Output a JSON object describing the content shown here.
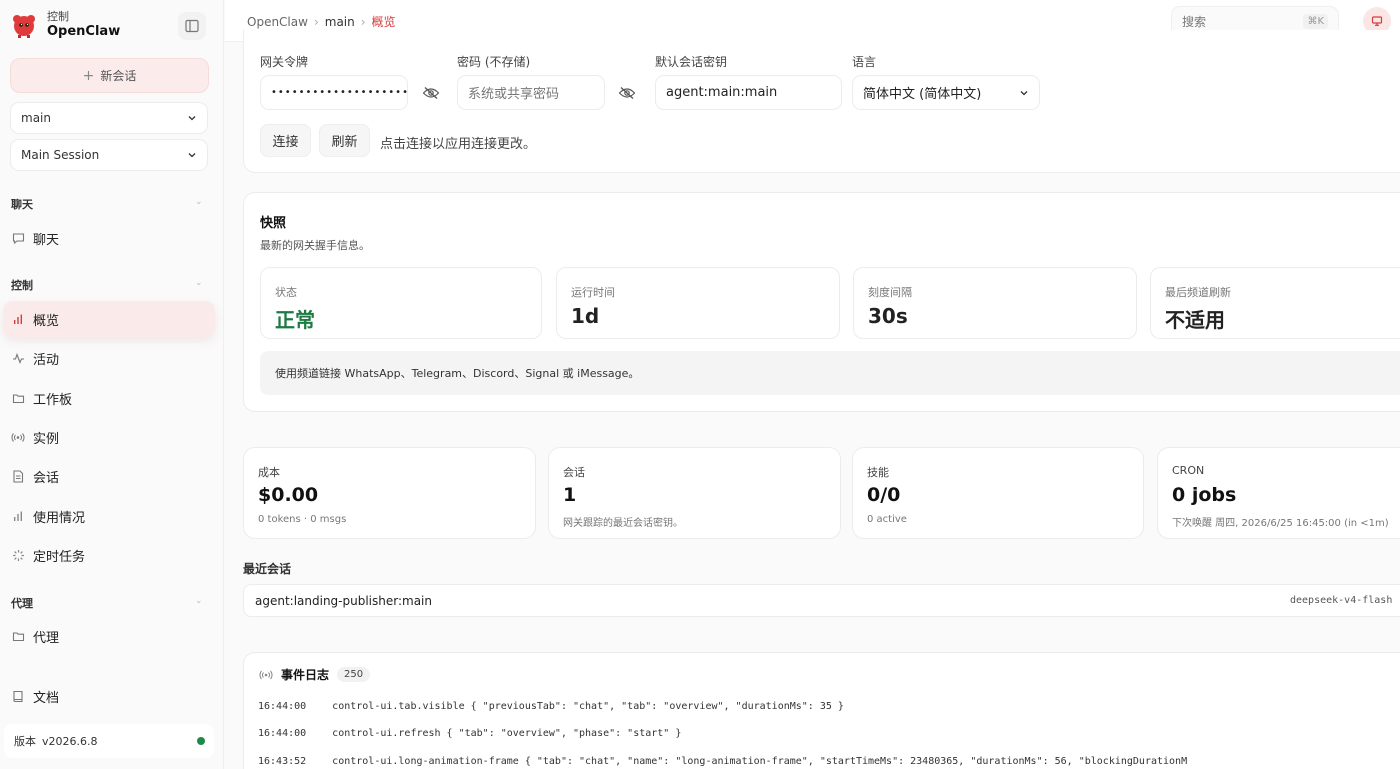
{
  "brand": {
    "small": "控制",
    "name": "OpenClaw"
  },
  "sidebar": {
    "new_session_label": "新会话",
    "agent_select": "main",
    "session_select": "Main Session",
    "sections": [
      {
        "label": "聊天",
        "items": [
          {
            "label": "聊天",
            "icon": "message-icon"
          }
        ]
      },
      {
        "label": "控制",
        "items": [
          {
            "label": "概览",
            "icon": "bar-chart-icon",
            "active": true
          },
          {
            "label": "活动",
            "icon": "activity-icon"
          },
          {
            "label": "工作板",
            "icon": "folder-icon"
          },
          {
            "label": "实例",
            "icon": "broadcast-icon"
          },
          {
            "label": "会话",
            "icon": "document-icon"
          },
          {
            "label": "使用情况",
            "icon": "bar-chart-icon"
          },
          {
            "label": "定时任务",
            "icon": "loader-icon"
          }
        ]
      },
      {
        "label": "代理",
        "items": [
          {
            "label": "代理",
            "icon": "folder-icon"
          }
        ]
      }
    ],
    "docs_label": "文档",
    "version_label": "版本",
    "version_value": "v2026.6.8",
    "status_color": "#1e8a4a"
  },
  "topbar": {
    "breadcrumbs": [
      "OpenClaw",
      "main",
      "概览"
    ],
    "search_placeholder": "搜索",
    "search_shortcut": "⌘K"
  },
  "connection": {
    "token_label": "网关令牌",
    "token_value": "••••••••••••••••••••••••••••••••",
    "password_label": "密码 (不存储)",
    "password_placeholder": "系统或共享密码",
    "session_key_label": "默认会话密钥",
    "session_key_value": "agent:main:main",
    "language_label": "语言",
    "language_value": "简体中文 (简体中文)",
    "connect_label": "连接",
    "refresh_label": "刷新",
    "hint": "点击连接以应用连接更改。"
  },
  "snapshot": {
    "title": "快照",
    "subtitle": "最新的网关握手信息。",
    "stats": [
      {
        "label": "状态",
        "value": "正常",
        "color": "#1e7a45"
      },
      {
        "label": "运行时间",
        "value": "1d"
      },
      {
        "label": "刻度间隔",
        "value": "30s"
      },
      {
        "label": "最后频道刷新",
        "value": "不适用"
      }
    ],
    "notice": "使用频道链接 WhatsApp、Telegram、Discord、Signal 或 iMessage。"
  },
  "metrics": [
    {
      "label": "成本",
      "value": "$0.00",
      "sub": "0 tokens · 0 msgs"
    },
    {
      "label": "会话",
      "value": "1",
      "sub": "网关跟踪的最近会话密钥。"
    },
    {
      "label": "技能",
      "value": "0/0",
      "sub": "0 active"
    },
    {
      "label": "CRON",
      "value": "0 jobs",
      "sub": "下次唤醒 周四, 2026/6/25 16:45:00 (in <1m)"
    }
  ],
  "recent": {
    "title": "最近会话",
    "rows": [
      {
        "key": "agent:landing-publisher:main",
        "model": "deepseek-v4-flash"
      }
    ]
  },
  "events": {
    "title": "事件日志",
    "count": "250",
    "rows": [
      {
        "time": "16:44:00",
        "text": "control-ui.tab.visible  { \"previousTab\": \"chat\", \"tab\": \"overview\", \"durationMs\": 35 }"
      },
      {
        "time": "16:44:00",
        "text": "control-ui.refresh  { \"tab\": \"overview\", \"phase\": \"start\" }"
      },
      {
        "time": "16:43:52",
        "text": "control-ui.long-animation-frame  { \"tab\": \"chat\", \"name\": \"long-animation-frame\", \"startTimeMs\": 23480365, \"durationMs\": 56, \"blockingDurationM"
      }
    ]
  }
}
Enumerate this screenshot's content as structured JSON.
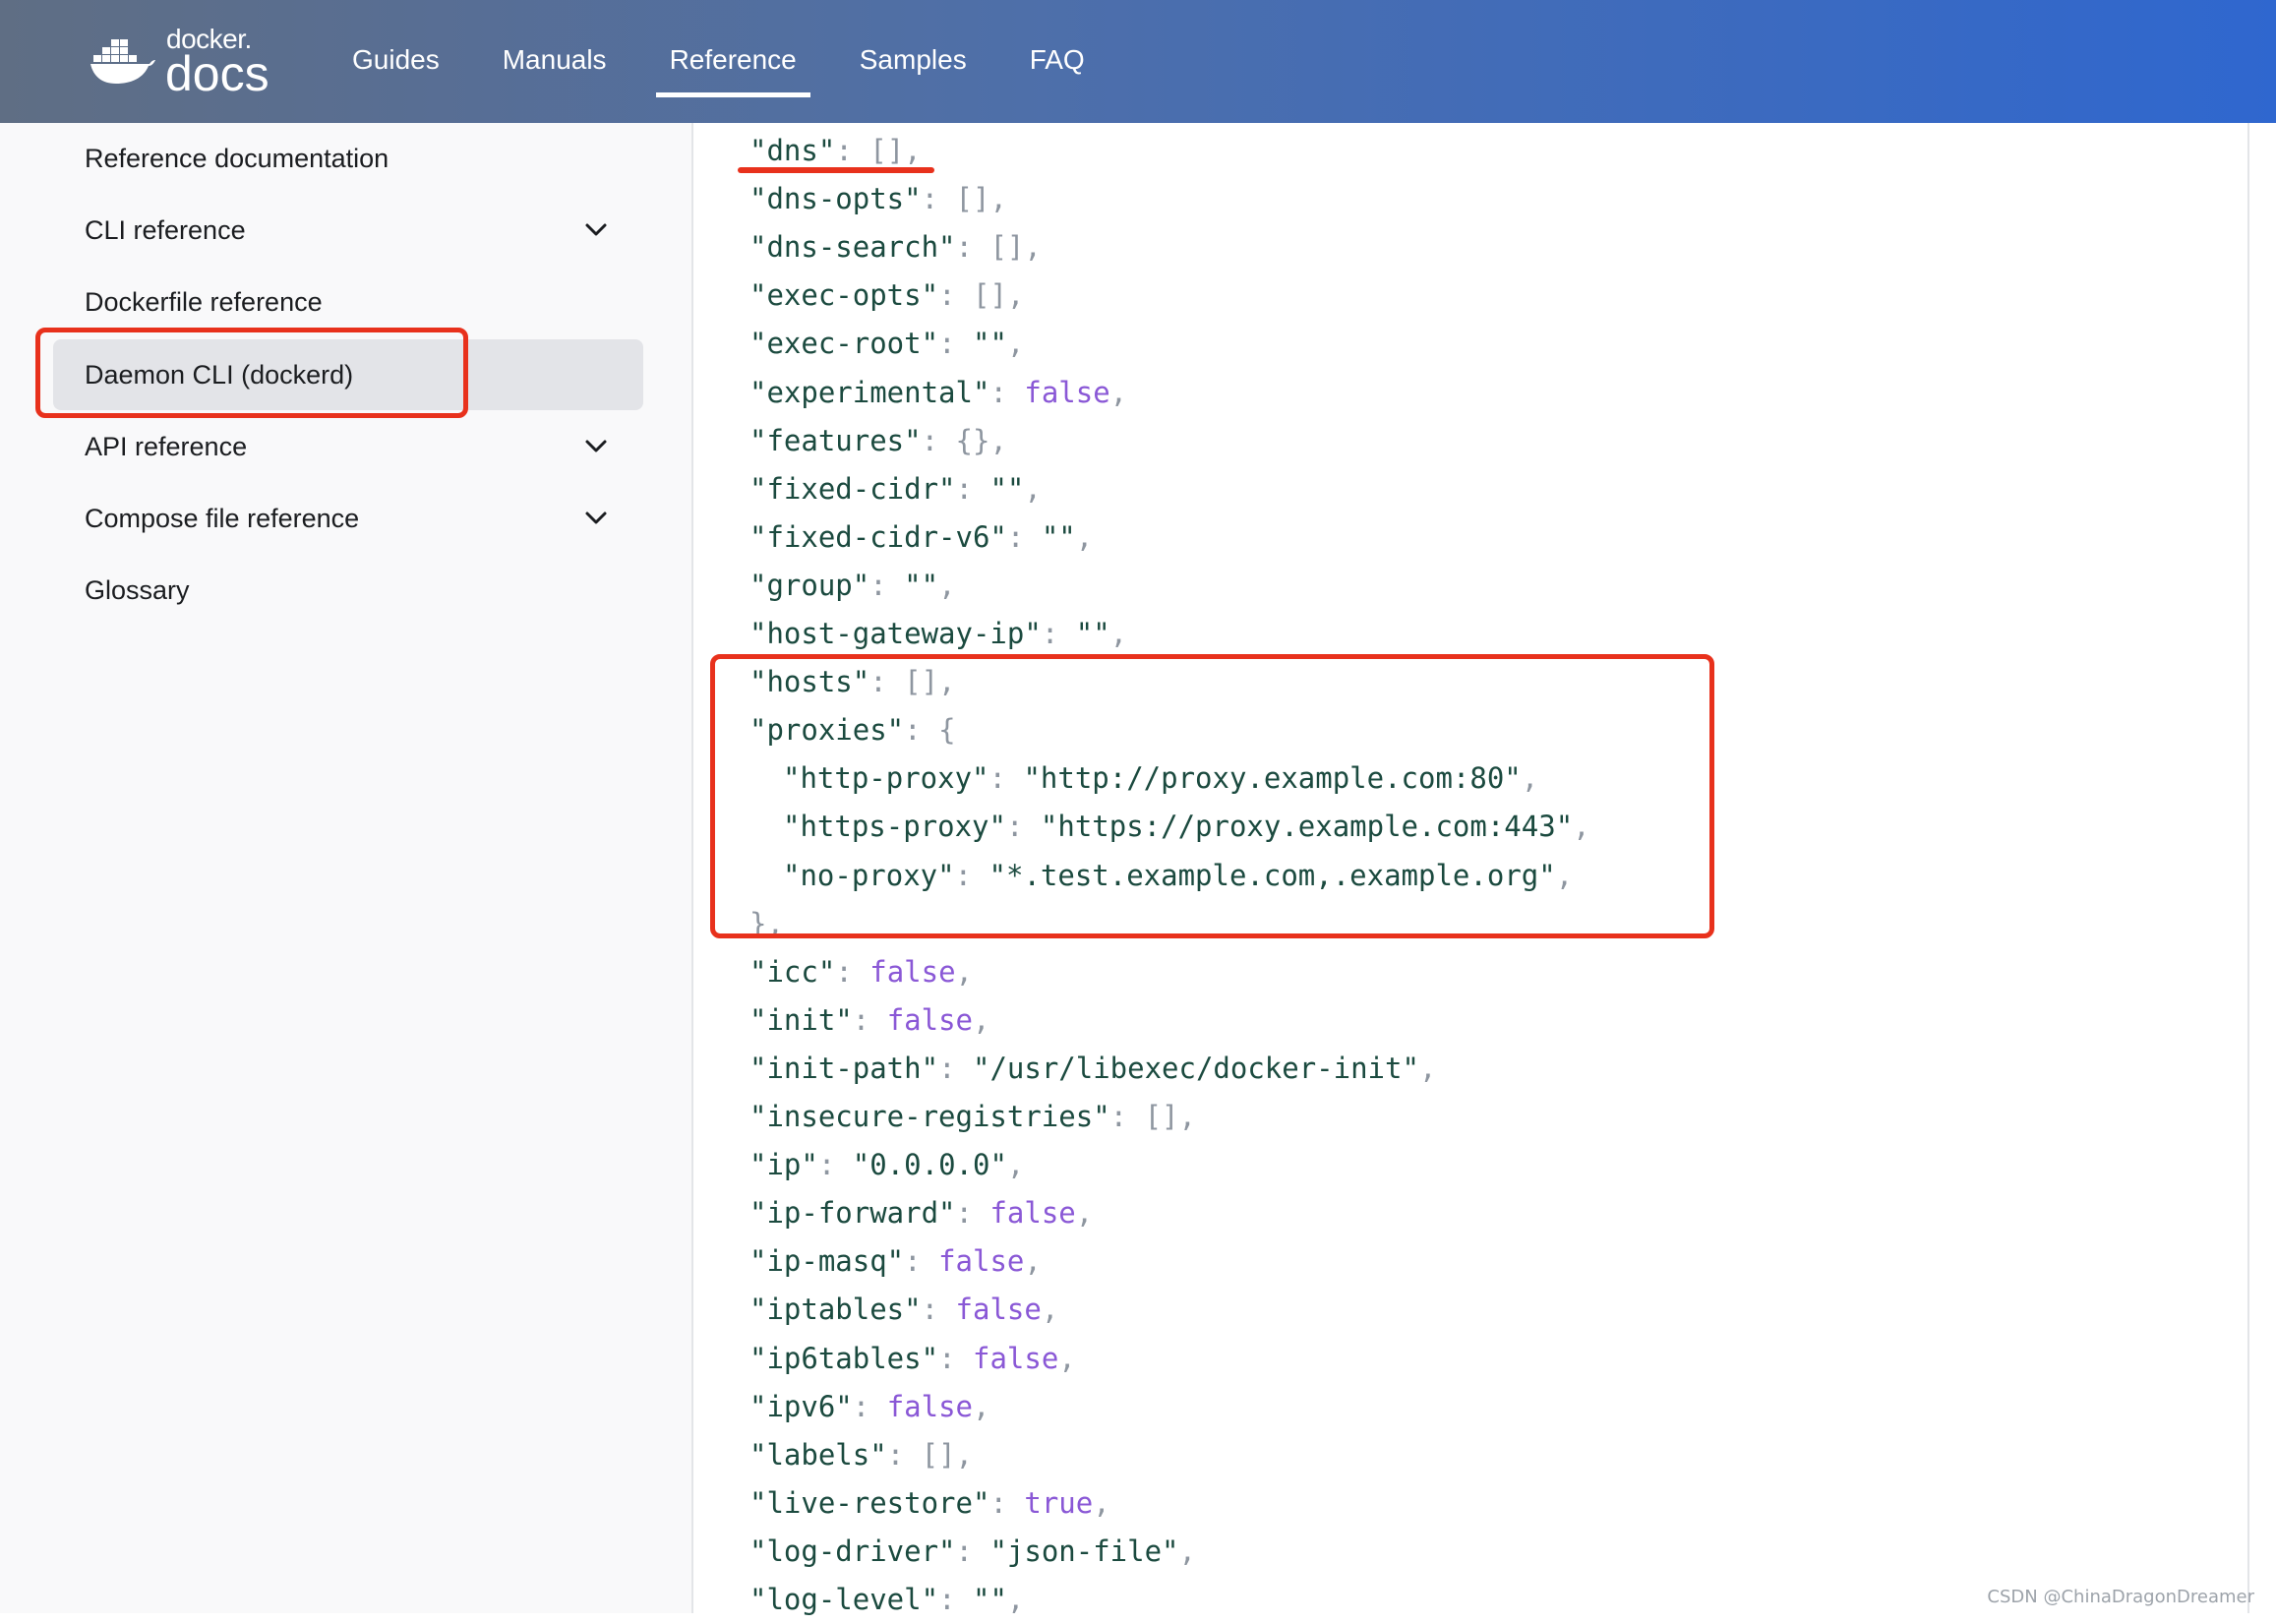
{
  "header": {
    "logo_small": "docker.",
    "logo_big": "docs",
    "nav": [
      {
        "label": "Guides",
        "active": false
      },
      {
        "label": "Manuals",
        "active": false
      },
      {
        "label": "Reference",
        "active": true
      },
      {
        "label": "Samples",
        "active": false
      },
      {
        "label": "FAQ",
        "active": false
      }
    ]
  },
  "sidebar": {
    "items": [
      {
        "label": "Reference documentation",
        "expandable": false,
        "active": false
      },
      {
        "label": "CLI reference",
        "expandable": true,
        "active": false
      },
      {
        "label": "Dockerfile reference",
        "expandable": false,
        "active": false
      },
      {
        "label": "Daemon CLI (dockerd)",
        "expandable": false,
        "active": true
      },
      {
        "label": "API reference",
        "expandable": true,
        "active": false
      },
      {
        "label": "Compose file reference",
        "expandable": true,
        "active": false
      },
      {
        "label": "Glossary",
        "expandable": false,
        "active": false
      }
    ]
  },
  "code_lines": [
    {
      "indent": 0,
      "key": "dns",
      "value": "[],",
      "type": "punct"
    },
    {
      "indent": 0,
      "key": "dns-opts",
      "value": "[],",
      "type": "punct"
    },
    {
      "indent": 0,
      "key": "dns-search",
      "value": "[],",
      "type": "punct"
    },
    {
      "indent": 0,
      "key": "exec-opts",
      "value": "[],",
      "type": "punct"
    },
    {
      "indent": 0,
      "key": "exec-root",
      "value": "\"\",",
      "type": "string"
    },
    {
      "indent": 0,
      "key": "experimental",
      "value": "false",
      "type": "bool"
    },
    {
      "indent": 0,
      "key": "features",
      "value": "{},",
      "type": "punct"
    },
    {
      "indent": 0,
      "key": "fixed-cidr",
      "value": "\"\",",
      "type": "string"
    },
    {
      "indent": 0,
      "key": "fixed-cidr-v6",
      "value": "\"\",",
      "type": "string"
    },
    {
      "indent": 0,
      "key": "group",
      "value": "\"\",",
      "type": "string"
    },
    {
      "indent": 0,
      "key": "host-gateway-ip",
      "value": "\"\",",
      "type": "string"
    },
    {
      "indent": 0,
      "key": "hosts",
      "value": "[],",
      "type": "punct"
    },
    {
      "indent": 0,
      "key": "proxies",
      "value": "{",
      "type": "punct"
    },
    {
      "indent": 1,
      "key": "http-proxy",
      "value": "\"http://proxy.example.com:80\",",
      "type": "string"
    },
    {
      "indent": 1,
      "key": "https-proxy",
      "value": "\"https://proxy.example.com:443\",",
      "type": "string"
    },
    {
      "indent": 1,
      "key": "no-proxy",
      "value": "\"*.test.example.com,.example.org\",",
      "type": "string"
    },
    {
      "indent": 0,
      "key": "",
      "value": "},",
      "type": "punct"
    },
    {
      "indent": 0,
      "key": "icc",
      "value": "false",
      "type": "bool"
    },
    {
      "indent": 0,
      "key": "init",
      "value": "false",
      "type": "bool"
    },
    {
      "indent": 0,
      "key": "init-path",
      "value": "\"/usr/libexec/docker-init\",",
      "type": "string"
    },
    {
      "indent": 0,
      "key": "insecure-registries",
      "value": "[],",
      "type": "punct"
    },
    {
      "indent": 0,
      "key": "ip",
      "value": "\"0.0.0.0\",",
      "type": "string"
    },
    {
      "indent": 0,
      "key": "ip-forward",
      "value": "false",
      "type": "bool"
    },
    {
      "indent": 0,
      "key": "ip-masq",
      "value": "false",
      "type": "bool"
    },
    {
      "indent": 0,
      "key": "iptables",
      "value": "false",
      "type": "bool"
    },
    {
      "indent": 0,
      "key": "ip6tables",
      "value": "false",
      "type": "bool"
    },
    {
      "indent": 0,
      "key": "ipv6",
      "value": "false",
      "type": "bool"
    },
    {
      "indent": 0,
      "key": "labels",
      "value": "[],",
      "type": "punct"
    },
    {
      "indent": 0,
      "key": "live-restore",
      "value": "true",
      "type": "bool"
    },
    {
      "indent": 0,
      "key": "log-driver",
      "value": "\"json-file\",",
      "type": "string"
    },
    {
      "indent": 0,
      "key": "log-level",
      "value": "\"\",",
      "type": "string"
    }
  ],
  "watermark": "CSDN @ChinaDragonDreamer",
  "colors": {
    "accent_annotation": "#e8311c",
    "header_gradient_start": "#5f6e84",
    "header_gradient_end": "#2f67cf",
    "code_key": "#1b4a3f",
    "code_bool": "#8a58d6",
    "code_punct": "#8e96a0"
  }
}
++++++++
*WHAT IS REQUIRED:* Gather each line that holds "overview".

*SOLUTION BELOW:*
        "text": "control-ui.tab.visible  { \"previousTab\": \"chat\", \"tab\": \"overview\", \"durationMs\": 35 }"
        "text": "control-ui.refresh  { \"tab\": \"overview\", \"phase\": \"start\" }"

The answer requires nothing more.